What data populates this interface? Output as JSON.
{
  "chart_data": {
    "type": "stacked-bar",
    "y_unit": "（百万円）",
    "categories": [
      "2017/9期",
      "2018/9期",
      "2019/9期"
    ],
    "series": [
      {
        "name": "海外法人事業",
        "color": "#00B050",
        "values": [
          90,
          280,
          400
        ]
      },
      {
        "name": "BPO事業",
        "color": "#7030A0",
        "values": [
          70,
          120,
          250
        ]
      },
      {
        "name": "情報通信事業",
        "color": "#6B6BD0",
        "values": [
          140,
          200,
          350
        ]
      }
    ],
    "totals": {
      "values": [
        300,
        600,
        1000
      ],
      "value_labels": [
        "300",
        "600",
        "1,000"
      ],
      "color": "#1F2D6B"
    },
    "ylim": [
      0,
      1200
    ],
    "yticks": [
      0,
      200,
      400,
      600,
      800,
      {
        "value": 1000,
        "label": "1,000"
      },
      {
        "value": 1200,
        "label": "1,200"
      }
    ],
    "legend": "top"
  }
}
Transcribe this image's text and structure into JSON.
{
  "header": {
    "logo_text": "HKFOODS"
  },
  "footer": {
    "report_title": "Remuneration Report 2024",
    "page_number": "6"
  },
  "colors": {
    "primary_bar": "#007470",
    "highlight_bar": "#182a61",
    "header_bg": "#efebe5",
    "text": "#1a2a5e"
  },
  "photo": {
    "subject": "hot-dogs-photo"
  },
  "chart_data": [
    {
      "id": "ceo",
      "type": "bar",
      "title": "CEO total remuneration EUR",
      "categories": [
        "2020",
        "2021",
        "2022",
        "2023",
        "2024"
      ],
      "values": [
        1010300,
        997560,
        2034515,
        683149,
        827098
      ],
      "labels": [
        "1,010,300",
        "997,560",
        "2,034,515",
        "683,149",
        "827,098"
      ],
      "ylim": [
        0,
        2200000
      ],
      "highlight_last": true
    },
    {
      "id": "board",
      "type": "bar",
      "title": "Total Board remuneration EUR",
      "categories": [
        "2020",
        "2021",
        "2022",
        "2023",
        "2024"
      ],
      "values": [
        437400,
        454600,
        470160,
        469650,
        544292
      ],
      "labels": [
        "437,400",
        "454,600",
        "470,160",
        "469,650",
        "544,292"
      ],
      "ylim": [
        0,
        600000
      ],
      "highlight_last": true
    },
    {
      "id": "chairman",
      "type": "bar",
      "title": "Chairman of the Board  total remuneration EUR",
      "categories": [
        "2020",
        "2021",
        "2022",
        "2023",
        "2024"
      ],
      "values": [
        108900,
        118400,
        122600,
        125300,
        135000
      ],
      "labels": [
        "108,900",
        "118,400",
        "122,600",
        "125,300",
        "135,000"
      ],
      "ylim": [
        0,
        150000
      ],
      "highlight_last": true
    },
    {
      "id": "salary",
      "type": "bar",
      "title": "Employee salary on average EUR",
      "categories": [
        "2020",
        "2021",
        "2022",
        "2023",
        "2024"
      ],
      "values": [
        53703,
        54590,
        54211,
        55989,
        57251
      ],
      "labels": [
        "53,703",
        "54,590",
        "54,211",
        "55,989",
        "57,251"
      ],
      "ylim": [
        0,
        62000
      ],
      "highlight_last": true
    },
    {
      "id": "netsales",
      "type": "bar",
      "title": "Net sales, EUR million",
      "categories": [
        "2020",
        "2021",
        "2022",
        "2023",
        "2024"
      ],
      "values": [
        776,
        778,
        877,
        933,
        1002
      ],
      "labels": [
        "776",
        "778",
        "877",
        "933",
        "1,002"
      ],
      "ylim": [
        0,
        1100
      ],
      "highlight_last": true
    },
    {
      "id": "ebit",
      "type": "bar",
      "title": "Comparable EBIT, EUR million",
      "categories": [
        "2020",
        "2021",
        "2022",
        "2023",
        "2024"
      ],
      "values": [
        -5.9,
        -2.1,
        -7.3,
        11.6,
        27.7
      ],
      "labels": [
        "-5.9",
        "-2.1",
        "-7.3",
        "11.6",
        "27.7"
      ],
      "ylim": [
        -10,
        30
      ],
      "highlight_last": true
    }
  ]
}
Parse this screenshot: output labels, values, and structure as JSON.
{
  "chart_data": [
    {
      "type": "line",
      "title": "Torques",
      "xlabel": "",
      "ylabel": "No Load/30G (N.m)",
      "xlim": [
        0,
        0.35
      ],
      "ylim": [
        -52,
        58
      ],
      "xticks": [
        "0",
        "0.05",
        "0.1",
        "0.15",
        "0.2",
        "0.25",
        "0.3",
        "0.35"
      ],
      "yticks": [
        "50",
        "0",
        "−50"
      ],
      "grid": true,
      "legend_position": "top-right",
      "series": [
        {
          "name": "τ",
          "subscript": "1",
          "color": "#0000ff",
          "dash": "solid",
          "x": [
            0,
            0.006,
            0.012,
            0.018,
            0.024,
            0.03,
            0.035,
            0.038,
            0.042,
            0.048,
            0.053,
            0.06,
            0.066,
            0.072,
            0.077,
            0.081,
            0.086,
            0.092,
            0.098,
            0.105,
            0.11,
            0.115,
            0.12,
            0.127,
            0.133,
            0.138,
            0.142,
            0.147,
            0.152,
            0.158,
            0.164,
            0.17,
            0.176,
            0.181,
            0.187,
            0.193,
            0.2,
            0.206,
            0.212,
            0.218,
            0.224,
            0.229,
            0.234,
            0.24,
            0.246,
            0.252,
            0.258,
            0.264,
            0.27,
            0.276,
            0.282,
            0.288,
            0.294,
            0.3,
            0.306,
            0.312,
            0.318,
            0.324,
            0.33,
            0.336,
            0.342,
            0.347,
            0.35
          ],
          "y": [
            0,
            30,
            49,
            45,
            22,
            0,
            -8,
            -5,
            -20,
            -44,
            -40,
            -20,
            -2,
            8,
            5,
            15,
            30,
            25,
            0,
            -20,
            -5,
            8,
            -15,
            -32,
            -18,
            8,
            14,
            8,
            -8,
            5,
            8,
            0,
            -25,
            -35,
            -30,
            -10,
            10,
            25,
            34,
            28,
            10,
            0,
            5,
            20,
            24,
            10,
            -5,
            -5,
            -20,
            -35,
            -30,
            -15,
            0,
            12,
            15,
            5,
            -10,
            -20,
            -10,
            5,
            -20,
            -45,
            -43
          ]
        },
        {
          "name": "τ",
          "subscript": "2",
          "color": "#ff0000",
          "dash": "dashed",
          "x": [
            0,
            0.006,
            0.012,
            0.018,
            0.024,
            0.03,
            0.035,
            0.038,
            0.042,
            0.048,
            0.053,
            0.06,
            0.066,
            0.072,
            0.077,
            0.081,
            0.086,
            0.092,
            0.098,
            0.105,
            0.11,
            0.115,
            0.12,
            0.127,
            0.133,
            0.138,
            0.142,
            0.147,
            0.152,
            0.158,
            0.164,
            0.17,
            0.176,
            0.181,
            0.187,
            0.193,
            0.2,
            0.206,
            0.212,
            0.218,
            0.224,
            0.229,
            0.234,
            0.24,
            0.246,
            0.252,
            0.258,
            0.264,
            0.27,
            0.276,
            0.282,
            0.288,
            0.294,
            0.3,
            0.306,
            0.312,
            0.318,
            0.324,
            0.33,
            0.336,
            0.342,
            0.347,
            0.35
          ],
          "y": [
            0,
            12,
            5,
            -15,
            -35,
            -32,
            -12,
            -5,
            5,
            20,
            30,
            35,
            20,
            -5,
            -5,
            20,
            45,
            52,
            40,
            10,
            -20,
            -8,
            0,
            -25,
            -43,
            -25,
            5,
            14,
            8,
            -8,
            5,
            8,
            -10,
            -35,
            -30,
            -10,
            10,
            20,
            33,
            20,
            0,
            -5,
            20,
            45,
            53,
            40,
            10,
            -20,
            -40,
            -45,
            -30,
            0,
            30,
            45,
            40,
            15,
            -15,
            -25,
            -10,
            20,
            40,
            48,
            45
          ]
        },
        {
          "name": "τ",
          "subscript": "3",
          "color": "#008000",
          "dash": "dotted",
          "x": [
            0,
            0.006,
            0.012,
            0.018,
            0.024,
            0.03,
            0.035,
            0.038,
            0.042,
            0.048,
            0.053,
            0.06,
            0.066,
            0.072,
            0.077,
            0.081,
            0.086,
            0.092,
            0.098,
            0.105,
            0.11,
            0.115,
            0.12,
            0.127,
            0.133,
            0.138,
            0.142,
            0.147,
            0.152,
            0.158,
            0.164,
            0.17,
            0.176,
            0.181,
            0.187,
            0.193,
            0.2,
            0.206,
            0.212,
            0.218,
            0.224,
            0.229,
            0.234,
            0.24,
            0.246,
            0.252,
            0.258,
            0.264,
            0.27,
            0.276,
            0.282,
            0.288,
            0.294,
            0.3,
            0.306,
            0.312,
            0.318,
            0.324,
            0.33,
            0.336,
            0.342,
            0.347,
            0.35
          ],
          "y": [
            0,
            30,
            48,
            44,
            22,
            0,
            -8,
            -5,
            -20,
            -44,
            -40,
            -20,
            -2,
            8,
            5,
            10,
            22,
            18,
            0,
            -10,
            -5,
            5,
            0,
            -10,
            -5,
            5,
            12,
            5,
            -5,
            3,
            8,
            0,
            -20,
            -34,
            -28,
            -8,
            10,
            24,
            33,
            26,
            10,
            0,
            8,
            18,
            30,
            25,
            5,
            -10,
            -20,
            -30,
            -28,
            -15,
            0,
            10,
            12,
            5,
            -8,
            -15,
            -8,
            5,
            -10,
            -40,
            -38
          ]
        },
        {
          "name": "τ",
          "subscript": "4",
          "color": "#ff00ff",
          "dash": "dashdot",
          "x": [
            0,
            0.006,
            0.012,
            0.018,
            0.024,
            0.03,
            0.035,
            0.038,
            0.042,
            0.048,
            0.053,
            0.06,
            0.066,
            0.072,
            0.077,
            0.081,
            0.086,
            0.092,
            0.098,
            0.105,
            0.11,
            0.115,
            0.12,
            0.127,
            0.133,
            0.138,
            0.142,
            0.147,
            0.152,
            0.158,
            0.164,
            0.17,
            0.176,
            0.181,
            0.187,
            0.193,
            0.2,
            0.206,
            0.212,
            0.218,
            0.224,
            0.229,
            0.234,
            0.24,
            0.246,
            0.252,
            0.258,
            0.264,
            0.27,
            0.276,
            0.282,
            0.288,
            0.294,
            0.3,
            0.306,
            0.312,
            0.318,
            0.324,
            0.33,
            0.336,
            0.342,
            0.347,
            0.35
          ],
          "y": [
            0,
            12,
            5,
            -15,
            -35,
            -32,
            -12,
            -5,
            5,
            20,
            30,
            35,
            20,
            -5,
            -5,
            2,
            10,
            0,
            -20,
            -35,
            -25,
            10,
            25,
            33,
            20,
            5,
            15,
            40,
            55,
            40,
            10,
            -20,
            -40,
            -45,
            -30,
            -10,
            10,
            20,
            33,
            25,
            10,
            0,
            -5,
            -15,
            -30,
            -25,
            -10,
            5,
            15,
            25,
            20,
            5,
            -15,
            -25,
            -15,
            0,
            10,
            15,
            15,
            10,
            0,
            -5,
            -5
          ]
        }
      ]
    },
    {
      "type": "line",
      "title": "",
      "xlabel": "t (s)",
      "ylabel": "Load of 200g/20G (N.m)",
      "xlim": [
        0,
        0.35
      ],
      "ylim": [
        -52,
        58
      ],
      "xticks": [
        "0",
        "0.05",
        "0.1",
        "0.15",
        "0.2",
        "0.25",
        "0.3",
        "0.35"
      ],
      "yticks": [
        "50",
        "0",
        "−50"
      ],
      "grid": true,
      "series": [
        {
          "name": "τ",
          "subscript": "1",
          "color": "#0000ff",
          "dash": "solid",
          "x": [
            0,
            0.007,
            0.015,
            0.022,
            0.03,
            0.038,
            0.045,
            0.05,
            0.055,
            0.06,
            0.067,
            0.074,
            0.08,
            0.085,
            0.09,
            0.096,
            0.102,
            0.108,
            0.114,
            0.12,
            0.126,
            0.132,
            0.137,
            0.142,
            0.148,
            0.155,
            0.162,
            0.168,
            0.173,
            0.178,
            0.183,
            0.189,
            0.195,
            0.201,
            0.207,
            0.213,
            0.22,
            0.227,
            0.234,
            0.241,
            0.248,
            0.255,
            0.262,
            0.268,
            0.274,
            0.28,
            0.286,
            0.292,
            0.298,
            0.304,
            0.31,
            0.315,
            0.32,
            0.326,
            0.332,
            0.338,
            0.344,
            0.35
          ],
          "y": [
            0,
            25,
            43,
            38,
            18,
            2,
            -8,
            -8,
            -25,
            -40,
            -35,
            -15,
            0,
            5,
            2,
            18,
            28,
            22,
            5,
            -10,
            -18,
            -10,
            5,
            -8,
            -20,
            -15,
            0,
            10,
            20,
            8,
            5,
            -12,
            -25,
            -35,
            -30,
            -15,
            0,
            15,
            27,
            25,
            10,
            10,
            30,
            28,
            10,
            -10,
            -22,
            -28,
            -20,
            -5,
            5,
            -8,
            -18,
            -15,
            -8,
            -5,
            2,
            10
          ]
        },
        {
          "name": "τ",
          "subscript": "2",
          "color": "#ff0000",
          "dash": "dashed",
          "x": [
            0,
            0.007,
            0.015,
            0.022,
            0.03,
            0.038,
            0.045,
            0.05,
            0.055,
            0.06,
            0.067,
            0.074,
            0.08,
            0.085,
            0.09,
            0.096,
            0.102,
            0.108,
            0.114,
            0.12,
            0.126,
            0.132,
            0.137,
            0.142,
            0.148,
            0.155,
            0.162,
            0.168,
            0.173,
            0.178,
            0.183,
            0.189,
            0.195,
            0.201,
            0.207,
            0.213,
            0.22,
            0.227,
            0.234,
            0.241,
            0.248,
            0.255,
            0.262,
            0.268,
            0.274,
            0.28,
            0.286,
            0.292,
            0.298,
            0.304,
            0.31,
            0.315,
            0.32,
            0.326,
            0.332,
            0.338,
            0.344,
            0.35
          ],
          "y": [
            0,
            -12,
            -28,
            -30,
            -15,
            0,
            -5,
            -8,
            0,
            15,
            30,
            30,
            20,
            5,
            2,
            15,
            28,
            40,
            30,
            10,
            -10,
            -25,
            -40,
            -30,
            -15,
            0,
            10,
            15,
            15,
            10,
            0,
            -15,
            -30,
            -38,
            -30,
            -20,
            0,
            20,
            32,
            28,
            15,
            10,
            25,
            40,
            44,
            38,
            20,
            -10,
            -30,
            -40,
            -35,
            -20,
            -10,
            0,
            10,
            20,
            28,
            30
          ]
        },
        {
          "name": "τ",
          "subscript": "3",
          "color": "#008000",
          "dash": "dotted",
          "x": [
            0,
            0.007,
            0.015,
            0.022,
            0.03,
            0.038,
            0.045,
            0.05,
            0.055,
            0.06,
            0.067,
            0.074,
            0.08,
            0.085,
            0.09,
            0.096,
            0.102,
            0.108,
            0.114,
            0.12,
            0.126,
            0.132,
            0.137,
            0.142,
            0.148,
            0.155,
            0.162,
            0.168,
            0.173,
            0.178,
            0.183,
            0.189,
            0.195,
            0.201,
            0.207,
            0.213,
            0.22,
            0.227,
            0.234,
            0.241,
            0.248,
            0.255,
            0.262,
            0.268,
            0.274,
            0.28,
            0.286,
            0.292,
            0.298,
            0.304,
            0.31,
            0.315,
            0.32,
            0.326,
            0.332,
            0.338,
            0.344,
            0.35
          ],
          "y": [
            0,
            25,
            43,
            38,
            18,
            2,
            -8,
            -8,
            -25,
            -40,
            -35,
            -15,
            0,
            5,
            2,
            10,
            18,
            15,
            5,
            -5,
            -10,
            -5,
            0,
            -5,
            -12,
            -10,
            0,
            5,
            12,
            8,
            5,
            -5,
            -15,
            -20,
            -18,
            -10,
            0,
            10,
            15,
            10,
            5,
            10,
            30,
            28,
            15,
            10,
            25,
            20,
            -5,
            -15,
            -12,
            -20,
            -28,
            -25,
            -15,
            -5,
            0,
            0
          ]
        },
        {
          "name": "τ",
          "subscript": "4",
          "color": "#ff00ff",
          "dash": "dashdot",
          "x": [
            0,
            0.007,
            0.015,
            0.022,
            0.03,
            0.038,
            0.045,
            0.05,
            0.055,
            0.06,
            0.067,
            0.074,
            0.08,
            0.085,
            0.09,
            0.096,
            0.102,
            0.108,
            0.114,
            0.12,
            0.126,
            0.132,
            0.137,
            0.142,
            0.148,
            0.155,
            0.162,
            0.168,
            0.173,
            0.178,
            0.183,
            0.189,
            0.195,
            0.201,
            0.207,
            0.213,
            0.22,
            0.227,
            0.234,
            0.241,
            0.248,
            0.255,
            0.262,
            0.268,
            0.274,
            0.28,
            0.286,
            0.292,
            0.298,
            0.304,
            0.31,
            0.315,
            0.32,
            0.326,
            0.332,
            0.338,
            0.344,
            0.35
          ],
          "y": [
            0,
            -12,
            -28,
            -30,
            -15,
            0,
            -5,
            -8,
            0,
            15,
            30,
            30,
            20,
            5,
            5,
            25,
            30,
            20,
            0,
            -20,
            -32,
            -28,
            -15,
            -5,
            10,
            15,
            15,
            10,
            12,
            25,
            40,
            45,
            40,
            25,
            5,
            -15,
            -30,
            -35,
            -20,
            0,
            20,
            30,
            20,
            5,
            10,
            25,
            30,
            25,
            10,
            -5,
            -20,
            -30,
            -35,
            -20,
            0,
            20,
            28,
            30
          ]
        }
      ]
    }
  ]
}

## [Work instructions]
Extract lines where the string "salary" occurs.

## [Exercise output]
      "id": "salary",
      "title": "Employee salary on average EUR",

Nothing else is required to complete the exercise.